## The exercise
Return all the data below as it stands, minus the pictures.
┌────────
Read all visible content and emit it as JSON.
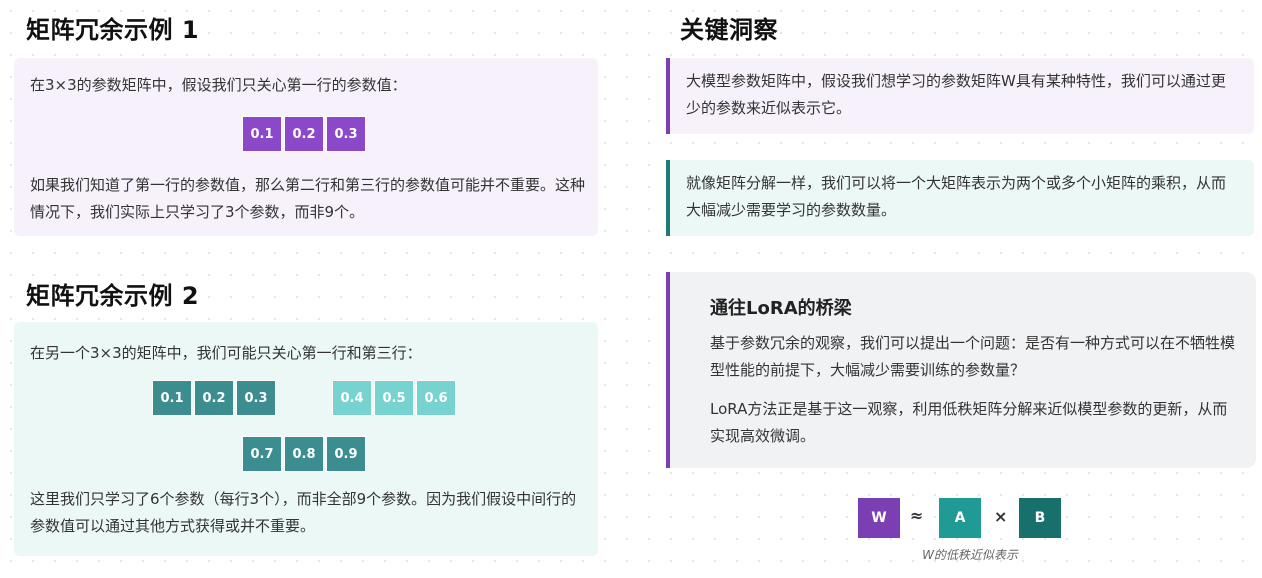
{
  "example1": {
    "title": "矩阵冗余示例 1",
    "intro": "在3×3的参数矩阵中，假设我们只关心第一行的参数值：",
    "row1": [
      "0.1",
      "0.2",
      "0.3"
    ],
    "explain": "如果我们知道了第一行的参数值，那么第二行和第三行的参数值可能并不重要。这种情况下，我们实际上只学习了3个参数，而非9个。"
  },
  "example2": {
    "title": "矩阵冗余示例 2",
    "intro": "在另一个3×3的矩阵中，我们可能只关心第一行和第三行：",
    "row1": [
      "0.1",
      "0.2",
      "0.3"
    ],
    "row2": [
      "0.4",
      "0.5",
      "0.6"
    ],
    "row3": [
      "0.7",
      "0.8",
      "0.9"
    ],
    "explain": "这里我们只学习了6个参数（每行3个），而非全部9个参数。因为我们假设中间行的参数值可以通过其他方式获得或并不重要。"
  },
  "insights": {
    "title": "关键洞察",
    "card1": "大模型参数矩阵中，假设我们想学习的参数矩阵W具有某种特性，我们可以通过更少的参数来近似表示它。",
    "card2": "就像矩阵分解一样，我们可以将一个大矩阵表示为两个或多个小矩阵的乘积，从而大幅减少需要学习的参数数量。"
  },
  "bridge": {
    "title": "通往LoRA的桥梁",
    "p1": "基于参数冗余的观察，我们可以提出一个问题：是否有一种方式可以在不牺牲模型性能的前提下，大幅减少需要训练的参数量？",
    "p2": "LoRA方法正是基于这一观察，利用低秩矩阵分解来近似模型参数的更新，从而实现高效微调。"
  },
  "formula": {
    "w": "W",
    "approx": "≈",
    "a": "A",
    "times": "×",
    "b": "B",
    "caption": "W的低秩近似表示"
  },
  "colors": {
    "purple": "#8b49c9",
    "teal_dark": "#3c8d8f",
    "teal_light": "#76d3cf",
    "formula_a": "#1f9a94",
    "formula_b": "#17706b"
  }
}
└────────
## Solution for this problem
Read all visible content and emit it as JSON.
{
  "example1": {
    "title": "矩阵冗余示例 1",
    "intro": "在3×3的参数矩阵中，假设我们只关心第一行的参数值：",
    "row1": [
      "0.1",
      "0.2",
      "0.3"
    ],
    "explain": "如果我们知道了第一行的参数值，那么第二行和第三行的参数值可能并不重要。这种情况下，我们实际上只学习了3个参数，而非9个。"
  },
  "example2": {
    "title": "矩阵冗余示例 2",
    "intro": "在另一个3×3的矩阵中，我们可能只关心第一行和第三行：",
    "row1": [
      "0.1",
      "0.2",
      "0.3"
    ],
    "row2": [
      "0.4",
      "0.5",
      "0.6"
    ],
    "row3": [
      "0.7",
      "0.8",
      "0.9"
    ],
    "explain": "这里我们只学习了6个参数（每行3个），而非全部9个参数。因为我们假设中间行的参数值可以通过其他方式获得或并不重要。"
  },
  "insights": {
    "title": "关键洞察",
    "card1": "大模型参数矩阵中，假设我们想学习的参数矩阵W具有某种特性，我们可以通过更少的参数来近似表示它。",
    "card2": "就像矩阵分解一样，我们可以将一个大矩阵表示为两个或多个小矩阵的乘积，从而大幅减少需要学习的参数数量。"
  },
  "bridge": {
    "title": "通往LoRA的桥梁",
    "p1": "基于参数冗余的观察，我们可以提出一个问题：是否有一种方式可以在不牺牲模型性能的前提下，大幅减少需要训练的参数量？",
    "p2": "LoRA方法正是基于这一观察，利用低秩矩阵分解来近似模型参数的更新，从而实现高效微调。"
  },
  "formula": {
    "w": "W",
    "approx": "≈",
    "a": "A",
    "times": "×",
    "b": "B",
    "caption": "W的低秩近似表示"
  },
  "colors": {
    "purple": "#8b49c9",
    "teal_dark": "#3c8d8f",
    "teal_light": "#76d3cf",
    "formula_a": "#1f9a94",
    "formula_b": "#17706b"
  }
}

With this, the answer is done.